_Extracted text_
▬▬▬▬▬▬

The Spain national rugby league team represents Spain in the sport of rugby league football, running under the auspices of the Asociación Española de Rugby League.

History
The first international rugby league in Spain was played in the region of Catalonia in 2009, with a Catalonia national rugby league team playing several matches against European nations. However, desiring to represent only Catalonia and not the entirety of Spain, the Catalonia team was denied RLEF membership and disappeared from international competition shortly afterwards.

Rugby league in Spain began once again in 2013, with a national body (Asociación Española de Rugby League) being formed and admitted to the RLEF by the end of that year. The first Spanish domestic competition kicked off in 2013 with clubs based in the Valencian Community, and the national team played its first match on May 25, 2014, defeating Belgium in Brussels. The first captain was Aitor Davila and the first Spanish try at international level was scored by Gonzalo Morro.

▬▬▬▬▬▬

_Supplied information_

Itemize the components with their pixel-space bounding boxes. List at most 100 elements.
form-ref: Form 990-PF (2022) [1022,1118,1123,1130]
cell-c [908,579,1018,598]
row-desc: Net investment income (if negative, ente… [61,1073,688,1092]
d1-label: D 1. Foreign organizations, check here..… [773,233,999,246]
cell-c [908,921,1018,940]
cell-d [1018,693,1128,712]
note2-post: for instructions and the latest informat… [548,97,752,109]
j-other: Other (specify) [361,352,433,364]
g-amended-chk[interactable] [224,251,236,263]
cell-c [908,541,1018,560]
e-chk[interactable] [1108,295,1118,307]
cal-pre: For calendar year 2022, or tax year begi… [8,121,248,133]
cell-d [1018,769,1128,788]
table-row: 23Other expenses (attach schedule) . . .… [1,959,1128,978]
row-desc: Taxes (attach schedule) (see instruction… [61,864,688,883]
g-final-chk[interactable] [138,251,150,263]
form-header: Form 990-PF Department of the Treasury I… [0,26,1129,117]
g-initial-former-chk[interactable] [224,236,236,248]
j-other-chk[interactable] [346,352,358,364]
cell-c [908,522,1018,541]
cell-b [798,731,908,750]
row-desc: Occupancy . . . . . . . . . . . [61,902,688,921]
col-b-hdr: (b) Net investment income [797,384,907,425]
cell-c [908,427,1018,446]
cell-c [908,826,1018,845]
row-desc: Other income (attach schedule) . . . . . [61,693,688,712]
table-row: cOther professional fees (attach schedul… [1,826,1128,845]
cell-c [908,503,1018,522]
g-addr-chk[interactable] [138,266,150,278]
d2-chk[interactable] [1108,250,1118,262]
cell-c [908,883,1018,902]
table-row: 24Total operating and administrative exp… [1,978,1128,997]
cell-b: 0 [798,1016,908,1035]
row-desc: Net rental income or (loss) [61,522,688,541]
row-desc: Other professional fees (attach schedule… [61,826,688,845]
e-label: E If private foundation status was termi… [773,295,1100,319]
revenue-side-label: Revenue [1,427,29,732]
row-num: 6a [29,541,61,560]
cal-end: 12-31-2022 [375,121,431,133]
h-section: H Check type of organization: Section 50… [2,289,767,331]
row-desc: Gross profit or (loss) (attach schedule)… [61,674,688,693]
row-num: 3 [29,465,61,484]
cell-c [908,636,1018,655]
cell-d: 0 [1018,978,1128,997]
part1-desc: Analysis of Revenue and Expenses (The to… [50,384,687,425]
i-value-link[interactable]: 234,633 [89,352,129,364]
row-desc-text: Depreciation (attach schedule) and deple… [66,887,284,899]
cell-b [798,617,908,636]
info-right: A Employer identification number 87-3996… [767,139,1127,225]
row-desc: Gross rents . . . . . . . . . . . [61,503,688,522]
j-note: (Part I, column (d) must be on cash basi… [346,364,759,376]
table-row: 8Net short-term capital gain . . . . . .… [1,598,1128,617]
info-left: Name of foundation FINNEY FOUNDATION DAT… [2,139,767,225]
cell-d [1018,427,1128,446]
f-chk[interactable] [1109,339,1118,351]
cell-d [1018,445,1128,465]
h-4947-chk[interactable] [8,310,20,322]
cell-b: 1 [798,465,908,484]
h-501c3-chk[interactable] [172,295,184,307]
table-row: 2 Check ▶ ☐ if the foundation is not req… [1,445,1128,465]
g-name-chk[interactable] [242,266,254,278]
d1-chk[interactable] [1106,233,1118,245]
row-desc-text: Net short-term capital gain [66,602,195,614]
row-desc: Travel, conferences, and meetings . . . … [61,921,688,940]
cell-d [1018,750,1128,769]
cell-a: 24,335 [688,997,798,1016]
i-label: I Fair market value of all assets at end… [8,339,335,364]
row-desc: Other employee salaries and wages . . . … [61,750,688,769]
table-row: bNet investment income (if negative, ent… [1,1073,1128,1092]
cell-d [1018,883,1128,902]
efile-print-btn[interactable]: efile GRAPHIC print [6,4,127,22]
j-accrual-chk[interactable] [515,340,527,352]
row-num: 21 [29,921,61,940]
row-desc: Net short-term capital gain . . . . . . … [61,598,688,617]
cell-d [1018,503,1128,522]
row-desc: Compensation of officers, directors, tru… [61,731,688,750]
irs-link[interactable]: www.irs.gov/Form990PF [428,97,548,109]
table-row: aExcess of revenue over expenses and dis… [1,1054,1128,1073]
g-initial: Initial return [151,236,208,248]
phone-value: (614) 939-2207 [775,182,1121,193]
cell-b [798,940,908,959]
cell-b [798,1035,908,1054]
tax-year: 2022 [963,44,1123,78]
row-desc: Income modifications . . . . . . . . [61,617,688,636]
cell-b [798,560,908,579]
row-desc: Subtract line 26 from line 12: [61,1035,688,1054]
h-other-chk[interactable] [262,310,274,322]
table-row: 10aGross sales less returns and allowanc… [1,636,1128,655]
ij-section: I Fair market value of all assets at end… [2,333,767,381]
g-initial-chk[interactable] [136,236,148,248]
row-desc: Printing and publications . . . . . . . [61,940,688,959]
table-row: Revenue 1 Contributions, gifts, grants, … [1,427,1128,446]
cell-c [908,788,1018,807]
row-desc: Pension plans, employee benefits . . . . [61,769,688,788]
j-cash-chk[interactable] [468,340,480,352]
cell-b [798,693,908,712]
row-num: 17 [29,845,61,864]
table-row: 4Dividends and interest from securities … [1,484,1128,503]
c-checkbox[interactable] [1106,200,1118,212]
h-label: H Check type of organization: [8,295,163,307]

▬▬▬▬▬▬

_Exercise set_
A. Gather every line of the records that contains the string "cash", treating uppercase and lowercase as different.
B. Continue the text on the Spain national rugby league team from the point where it stops.
The text about the Spain national rugby league team and the records come from unrelated sources.

_Answers to the problems_
A.
j-note: (Part I, column (d) must be on cash basi… [346,364,759,376]
j-cash-chk[interactable] [468,340,480,352]

B.
2017 Rugby League World Cup

Qualifying

On 9 May 2015, Spain and Latvia kicked off proceedings for the qualifying fixtures for the 2017 Rugby League World Cup qualifying. It was a do or die match with the winner advancing to a qualifying group stage, already containing Malta and Greece, while the other would lose their chance of qualifying for their first ever World Cup. The Spaniards were the better team, winning the match by 20 points which therefore made them advance to the European C qualifying group stage. The team ended up winning the tournament and now advance to the final round robin tournament. In the final phase of qualifying, Spain took on Italy and Ireland, however two losses in those matches saw them miss out in their bid to qualify for their first ever Rugby League World Cup.

Current squad
The 22-man national team squad selected for the first match day of the 2021 Rugby League World Cup European play-off tournament.

Competitive record

Overview
International record for the Spain national team as of 29 September 2022.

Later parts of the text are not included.